** What the task requires **
Make an exact copy of all the entries below, with the pictures left out.

** Excerpted data **
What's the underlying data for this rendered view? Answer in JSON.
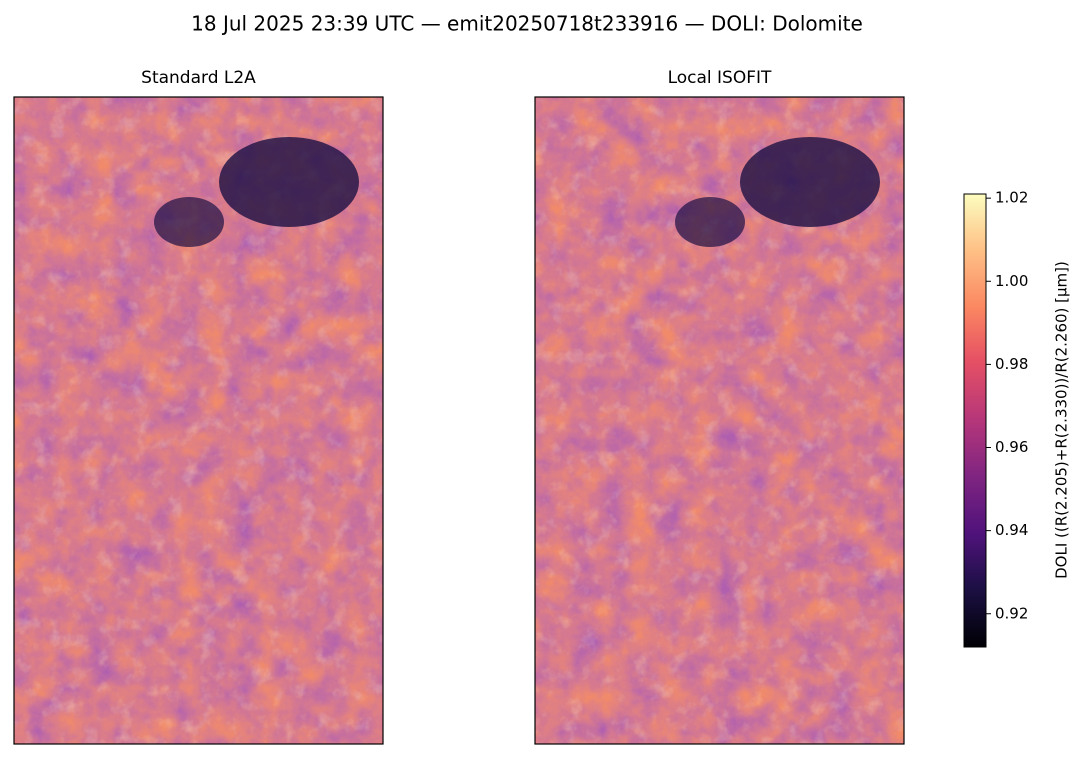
{
  "chart_data": {
    "type": "image",
    "title": "18 Jul 2025 23:39 UTC — emit20250718t233916 — DOLI: Dolomite",
    "panels": [
      {
        "title": "Standard L2A"
      },
      {
        "title": "Local ISOFIT"
      }
    ],
    "colorbar": {
      "label": "DOLI  ((R(2.205)+R(2.330))/R(2.260)  [µm])",
      "colormap": "magma",
      "lim": [
        0.912,
        1.021
      ],
      "ticks": [
        0.92,
        0.94,
        0.96,
        0.98,
        {
          "value": 1,
          "label": "1.00"
        },
        1.02
      ]
    }
  }
}
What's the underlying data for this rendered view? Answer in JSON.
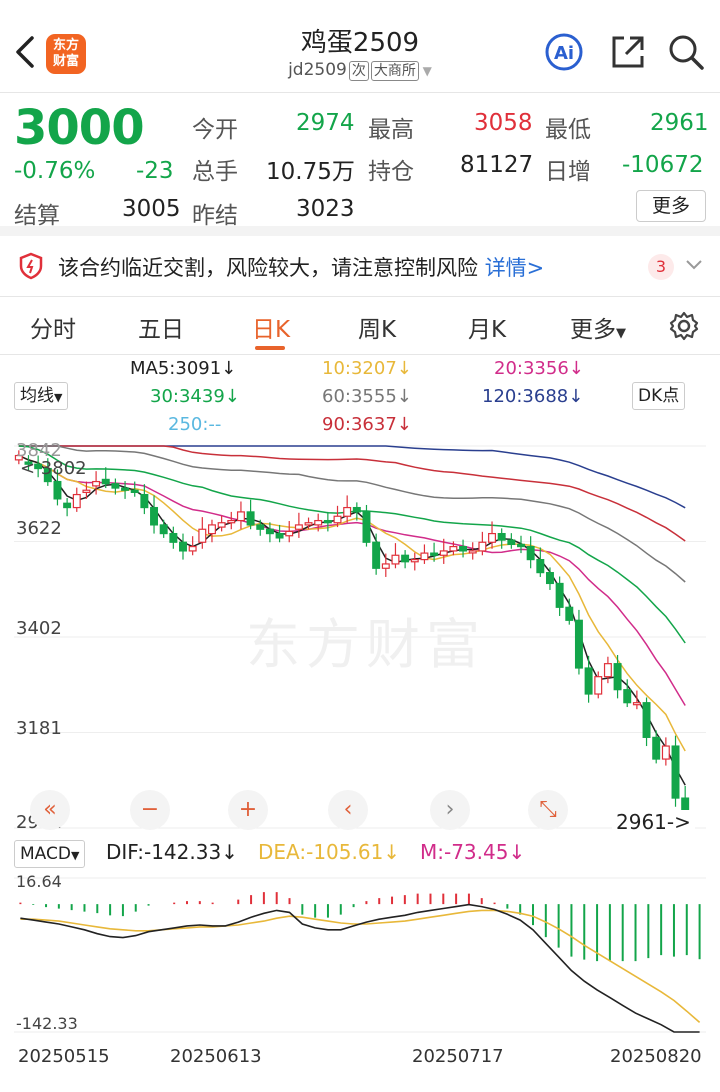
{
  "header": {
    "logo_text": "东方财富",
    "title": "鸡蛋2509",
    "code": "jd2509",
    "tag1": "次",
    "tag2": "大商所",
    "icons": [
      "back-icon",
      "ai-icon",
      "share-icon",
      "search-icon"
    ]
  },
  "quote": {
    "price": "3000",
    "change_pct": "-0.76%",
    "change": "-23",
    "settle_label": "结算",
    "settle": "3005",
    "prev_settle_label": "昨结",
    "prev_settle": "3023",
    "open_label": "今开",
    "open": "2974",
    "high_label": "最高",
    "high": "3058",
    "low_label": "最低",
    "low": "2961",
    "volume_label": "总手",
    "volume": "10.75万",
    "oi_label": "持仓",
    "oi": "81127",
    "oi_change_label": "日增",
    "oi_change": "-10672",
    "more_label": "更多"
  },
  "risk": {
    "text": "该合约临近交割，风险较大，请注意控制风险",
    "link": "详情>",
    "count": "3"
  },
  "tabs": [
    "分时",
    "五日",
    "日K",
    "周K",
    "月K",
    "更多"
  ],
  "indicators": {
    "select": "均线",
    "dk": "DK点",
    "ma5": "MA5:3091↓",
    "ma10": "10:3207↓",
    "ma20": "20:3356↓",
    "ma30": "30:3439↓",
    "ma60": "60:3555↓",
    "ma120": "120:3688↓",
    "ma250": "250:--",
    "ma90": "90:3637↓"
  },
  "axis": {
    "y_top": "3842",
    "y1": "3622",
    "y2": "3402",
    "y3": "3181",
    "y_bottom": "2961",
    "max_marker": "< 3802",
    "min_marker": "2961->"
  },
  "macd": {
    "select": "MACD",
    "dif": "DIF:-142.33↓",
    "dea": "DEA:-105.61↓",
    "m": "M:-73.45↓",
    "top": "16.64",
    "bottom": "-142.33"
  },
  "dates": [
    "20250515",
    "20250613",
    "20250717",
    "20250820"
  ],
  "watermark": "东方财富",
  "controls": [
    "double-left-icon",
    "zoom-out-icon",
    "zoom-in-icon",
    "left-icon",
    "right-icon",
    "fullscreen-icon"
  ],
  "colors": {
    "up": "#e0303a",
    "down": "#13a54a",
    "accent": "#e8632b",
    "ma5": "#222222",
    "ma10": "#e8b83a",
    "ma20": "#d12c8a",
    "ma30": "#13a54a",
    "ma60": "#777777",
    "ma120": "#2a3f8f",
    "ma250": "#5ab8e0",
    "ma90": "#c8303a"
  },
  "chart_data": [
    {
      "type": "candlestick",
      "ylim": [
        2961,
        3842
      ],
      "close": [
        3820,
        3800,
        3790,
        3760,
        3720,
        3700,
        3730,
        3740,
        3760,
        3755,
        3745,
        3740,
        3735,
        3700,
        3660,
        3640,
        3620,
        3600,
        3610,
        3650,
        3660,
        3665,
        3670,
        3690,
        3660,
        3650,
        3640,
        3630,
        3645,
        3660,
        3665,
        3670,
        3665,
        3680,
        3700,
        3690,
        3620,
        3560,
        3570,
        3590,
        3575,
        3580,
        3595,
        3590,
        3600,
        3610,
        3600,
        3600,
        3620,
        3640,
        3625,
        3615,
        3610,
        3580,
        3550,
        3525,
        3470,
        3440,
        3330,
        3270,
        3310,
        3340,
        3280,
        3250,
        3250,
        3170,
        3120,
        3150,
        3030,
        3000
      ],
      "open": [
        3810,
        3805,
        3800,
        3790,
        3760,
        3710,
        3700,
        3735,
        3750,
        3765,
        3755,
        3745,
        3740,
        3730,
        3700,
        3660,
        3640,
        3620,
        3600,
        3620,
        3640,
        3655,
        3665,
        3670,
        3690,
        3660,
        3650,
        3640,
        3635,
        3650,
        3660,
        3660,
        3670,
        3665,
        3680,
        3700,
        3690,
        3620,
        3560,
        3570,
        3590,
        3575,
        3580,
        3595,
        3590,
        3600,
        3610,
        3600,
        3600,
        3620,
        3640,
        3625,
        3615,
        3610,
        3580,
        3550,
        3525,
        3470,
        3440,
        3330,
        3270,
        3310,
        3340,
        3280,
        3250,
        3250,
        3170,
        3120,
        3150,
        3030
      ]
    },
    {
      "type": "macd",
      "ylim": [
        -142.33,
        16.64
      ],
      "dif": [
        2,
        0,
        -2,
        -4,
        -7,
        -10,
        -14,
        -17,
        -18,
        -16,
        -12,
        -10,
        -8,
        -6,
        -5,
        -6,
        -6,
        -2,
        3,
        7,
        10,
        8,
        -4,
        -8,
        -10,
        -10,
        -6,
        -2,
        1,
        3,
        5,
        8,
        10,
        12,
        14,
        16,
        14,
        11,
        6,
        0,
        -10,
        -24,
        -38,
        -52,
        -63,
        -72,
        -80,
        -88,
        -96,
        -102,
        -108,
        -118,
        -128,
        -142
      ],
      "dea": [
        1,
        1,
        0,
        -1,
        -3,
        -5,
        -7,
        -9,
        -10,
        -11,
        -11,
        -10,
        -9,
        -8,
        -7,
        -7,
        -6,
        -5,
        -3,
        -1,
        2,
        4,
        3,
        1,
        -1,
        -3,
        -4,
        -4,
        -3,
        -2,
        -1,
        1,
        3,
        5,
        7,
        9,
        10,
        10,
        9,
        7,
        4,
        -2,
        -9,
        -17,
        -26,
        -34,
        -42,
        -50,
        -58,
        -66,
        -74,
        -83,
        -94,
        -105.61
      ],
      "m": [
        2,
        -1,
        -4,
        -6,
        -8,
        -10,
        -12,
        -15,
        -16,
        -10,
        -2,
        0,
        2,
        4,
        4,
        2,
        0,
        6,
        12,
        16,
        16,
        8,
        -14,
        -18,
        -18,
        -14,
        -4,
        4,
        8,
        10,
        12,
        14,
        14,
        14,
        14,
        14,
        8,
        2,
        -6,
        -14,
        -28,
        -44,
        -58,
        -70,
        -74,
        -76,
        -76,
        -76,
        -76,
        -72,
        -68,
        -70,
        -68,
        -73.45
      ]
    }
  ]
}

** Exercise answer **
What's the underlying data for this rendered view? Answer in JSON.
{
  "chart_data": {
    "type": "image",
    "title": "18 Jul 2025 23:39 UTC — emit20250718t233916 — DOLI: Dolomite",
    "panels": [
      {
        "title": "Standard L2A"
      },
      {
        "title": "Local ISOFIT"
      }
    ],
    "colorbar": {
      "label": "DOLI  ((R(2.205)+R(2.330))/R(2.260)  [µm])",
      "colormap": "magma",
      "lim": [
        0.912,
        1.021
      ],
      "ticks": [
        0.92,
        0.94,
        0.96,
        0.98,
        {
          "value": 1,
          "label": "1.00"
        },
        1.02
      ]
    }
  }
}
What's the underlying data for this rendered view? Answer in JSON.
{
  "header": {
    "logo_text": "东方财富",
    "title": "鸡蛋2509",
    "code": "jd2509",
    "tag1": "次",
    "tag2": "大商所",
    "icons": [
      "back-icon",
      "ai-icon",
      "share-icon",
      "search-icon"
    ]
  },
  "quote": {
    "price": "3000",
    "change_pct": "-0.76%",
    "change": "-23",
    "settle_label": "结算",
    "settle": "3005",
    "prev_settle_label": "昨结",
    "prev_settle": "3023",
    "open_label": "今开",
    "open": "2974",
    "high_label": "最高",
    "high": "3058",
    "low_label": "最低",
    "low": "2961",
    "volume_label": "总手",
    "volume": "10.75万",
    "oi_label": "持仓",
    "oi": "81127",
    "oi_change_label": "日增",
    "oi_change": "-10672",
    "more_label": "更多"
  },
  "risk": {
    "text": "该合约临近交割，风险较大，请注意控制风险",
    "link": "详情>",
    "count": "3"
  },
  "tabs": [
    "分时",
    "五日",
    "日K",
    "周K",
    "月K",
    "更多"
  ],
  "indicators": {
    "select": "均线",
    "dk": "DK点",
    "ma5": "MA5:3091↓",
    "ma10": "10:3207↓",
    "ma20": "20:3356↓",
    "ma30": "30:3439↓",
    "ma60": "60:3555↓",
    "ma120": "120:3688↓",
    "ma250": "250:--",
    "ma90": "90:3637↓"
  },
  "axis": {
    "y_top": "3842",
    "y1": "3622",
    "y2": "3402",
    "y3": "3181",
    "y_bottom": "2961",
    "max_marker": "< 3802",
    "min_marker": "2961->"
  },
  "macd": {
    "select": "MACD",
    "dif": "DIF:-142.33↓",
    "dea": "DEA:-105.61↓",
    "m": "M:-73.45↓",
    "top": "16.64",
    "bottom": "-142.33"
  },
  "dates": [
    "20250515",
    "20250613",
    "20250717",
    "20250820"
  ],
  "watermark": "东方财富",
  "controls": [
    "double-left-icon",
    "zoom-out-icon",
    "zoom-in-icon",
    "left-icon",
    "right-icon",
    "fullscreen-icon"
  ],
  "colors": {
    "up": "#e0303a",
    "down": "#13a54a",
    "accent": "#e8632b",
    "ma5": "#222222",
    "ma10": "#e8b83a",
    "ma20": "#d12c8a",
    "ma30": "#13a54a",
    "ma60": "#777777",
    "ma120": "#2a3f8f",
    "ma250": "#5ab8e0",
    "ma90": "#c8303a"
  },
  "chart_data": [
    {
      "type": "candlestick",
      "ylim": [
        2961,
        3842
      ],
      "close": [
        3820,
        3800,
        3790,
        3760,
        3720,
        3700,
        3730,
        3740,
        3760,
        3755,
        3745,
        3740,
        3735,
        3700,
        3660,
        3640,
        3620,
        3600,
        3610,
        3650,
        3660,
        3665,
        3670,
        3690,
        3660,
        3650,
        3640,
        3630,
        3645,
        3660,
        3665,
        3670,
        3665,
        3680,
        3700,
        3690,
        3620,
        3560,
        3570,
        3590,
        3575,
        3580,
        3595,
        3590,
        3600,
        3610,
        3600,
        3600,
        3620,
        3640,
        3625,
        3615,
        3610,
        3580,
        3550,
        3525,
        3470,
        3440,
        3330,
        3270,
        3310,
        3340,
        3280,
        3250,
        3250,
        3170,
        3120,
        3150,
        3030,
        3000
      ],
      "open": [
        3810,
        3805,
        3800,
        3790,
        3760,
        3710,
        3700,
        3735,
        3750,
        3765,
        3755,
        3745,
        3740,
        3730,
        3700,
        3660,
        3640,
        3620,
        3600,
        3620,
        3640,
        3655,
        3665,
        3670,
        3690,
        3660,
        3650,
        3640,
        3635,
        3650,
        3660,
        3660,
        3670,
        3665,
        3680,
        3700,
        3690,
        3620,
        3560,
        3570,
        3590,
        3575,
        3580,
        3595,
        3590,
        3600,
        3610,
        3600,
        3600,
        3620,
        3640,
        3625,
        3615,
        3610,
        3580,
        3550,
        3525,
        3470,
        3440,
        3330,
        3270,
        3310,
        3340,
        3280,
        3250,
        3250,
        3170,
        3120,
        3150,
        3030
      ]
    },
    {
      "type": "macd",
      "ylim": [
        -142.33,
        16.64
      ],
      "dif": [
        2,
        0,
        -2,
        -4,
        -7,
        -10,
        -14,
        -17,
        -18,
        -16,
        -12,
        -10,
        -8,
        -6,
        -5,
        -6,
        -6,
        -2,
        3,
        7,
        10,
        8,
        -4,
        -8,
        -10,
        -10,
        -6,
        -2,
        1,
        3,
        5,
        8,
        10,
        12,
        14,
        16,
        14,
        11,
        6,
        0,
        -10,
        -24,
        -38,
        -52,
        -63,
        -72,
        -80,
        -88,
        -96,
        -102,
        -108,
        -118,
        -128,
        -142
      ],
      "dea": [
        1,
        1,
        0,
        -1,
        -3,
        -5,
        -7,
        -9,
        -10,
        -11,
        -11,
        -10,
        -9,
        -8,
        -7,
        -7,
        -6,
        -5,
        -3,
        -1,
        2,
        4,
        3,
        1,
        -1,
        -3,
        -4,
        -4,
        -3,
        -2,
        -1,
        1,
        3,
        5,
        7,
        9,
        10,
        10,
        9,
        7,
        4,
        -2,
        -9,
        -17,
        -26,
        -34,
        -42,
        -50,
        -58,
        -66,
        -74,
        -83,
        -94,
        -105.61
      ],
      "m": [
        2,
        -1,
        -4,
        -6,
        -8,
        -10,
        -12,
        -15,
        -16,
        -10,
        -2,
        0,
        2,
        4,
        4,
        2,
        0,
        6,
        12,
        16,
        16,
        8,
        -14,
        -18,
        -18,
        -14,
        -4,
        4,
        8,
        10,
        12,
        14,
        14,
        14,
        14,
        14,
        8,
        2,
        -6,
        -14,
        -28,
        -44,
        -58,
        -70,
        -74,
        -76,
        -76,
        -76,
        -76,
        -72,
        -68,
        -70,
        -68,
        -73.45
      ]
    }
  ]
}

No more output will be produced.